WHAT THE EXERCISE ASKS:
Return the records that follow unaltered. Omit every picture.

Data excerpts

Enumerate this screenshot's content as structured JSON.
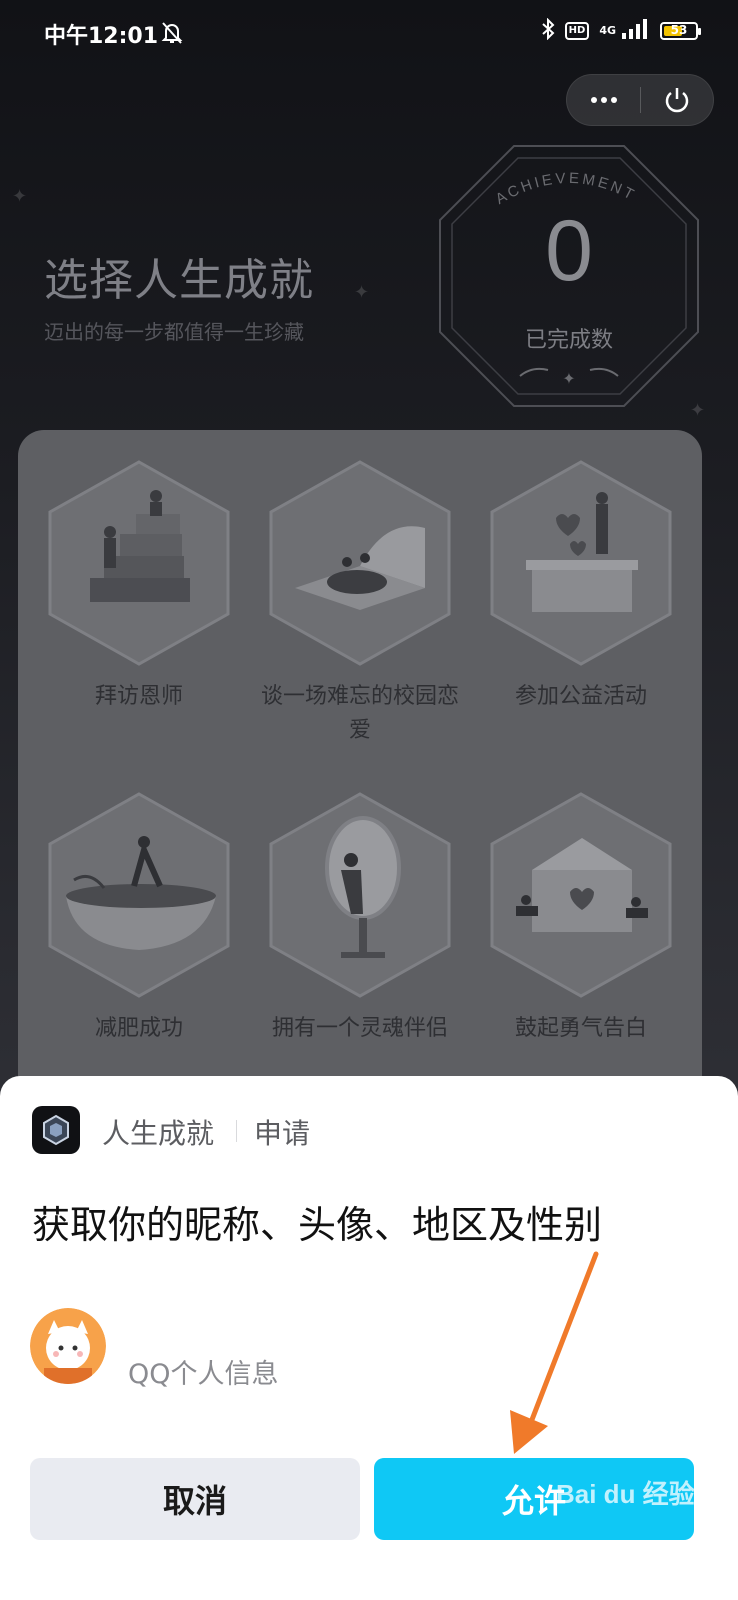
{
  "status_bar": {
    "time": "中午12:01",
    "network": "4G",
    "hd_label": "HD",
    "battery": "53"
  },
  "header": {
    "title": "选择人生成就",
    "subtitle": "迈出的每一步都值得一生珍藏"
  },
  "badge": {
    "arc_text": "ACHIEVEMENT",
    "count": "0",
    "label": "已完成数"
  },
  "achievements": [
    {
      "label": "拜访恩师",
      "icon": "teacher-stairs-illustration"
    },
    {
      "label": "谈一场难忘的校园恋爱",
      "icon": "campus-love-book-illustration"
    },
    {
      "label": "参加公益活动",
      "icon": "charity-hearts-illustration"
    },
    {
      "label": "减肥成功",
      "icon": "yoga-bowl-illustration"
    },
    {
      "label": "拥有一个灵魂伴侣",
      "icon": "mirror-girl-illustration"
    },
    {
      "label": "鼓起勇气告白",
      "icon": "love-letter-illustration"
    }
  ],
  "sheet": {
    "app_name": "人生成就",
    "apply": "申请",
    "title": "获取你的昵称、头像、地区及性别",
    "info_label": "QQ个人信息",
    "cancel": "取消",
    "allow": "允许"
  },
  "watermark": "Bai du 经验",
  "colors": {
    "allow_button": "#0fc8f5",
    "cancel_button": "#e9ebf1",
    "annotation_arrow": "#f07a2a",
    "battery": "#f2c200"
  }
}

OUTPUT FOR THIS EXERCISE:
Enumerate this screenshot's content as structured JSON.
{
  "status_bar": {
    "time": "中午12:01",
    "network": "4G",
    "hd_label": "HD",
    "battery": "53"
  },
  "header": {
    "title": "选择人生成就",
    "subtitle": "迈出的每一步都值得一生珍藏"
  },
  "badge": {
    "arc_text": "ACHIEVEMENT",
    "count": "0",
    "label": "已完成数"
  },
  "achievements": [
    {
      "label": "拜访恩师",
      "icon": "teacher-stairs-illustration"
    },
    {
      "label": "谈一场难忘的校园恋爱",
      "icon": "campus-love-book-illustration"
    },
    {
      "label": "参加公益活动",
      "icon": "charity-hearts-illustration"
    },
    {
      "label": "减肥成功",
      "icon": "yoga-bowl-illustration"
    },
    {
      "label": "拥有一个灵魂伴侣",
      "icon": "mirror-girl-illustration"
    },
    {
      "label": "鼓起勇气告白",
      "icon": "love-letter-illustration"
    }
  ],
  "sheet": {
    "app_name": "人生成就",
    "apply": "申请",
    "title": "获取你的昵称、头像、地区及性别",
    "info_label": "QQ个人信息",
    "cancel": "取消",
    "allow": "允许"
  },
  "watermark": "Bai du 经验",
  "colors": {
    "allow_button": "#0fc8f5",
    "cancel_button": "#e9ebf1",
    "annotation_arrow": "#f07a2a",
    "battery": "#f2c200"
  }
}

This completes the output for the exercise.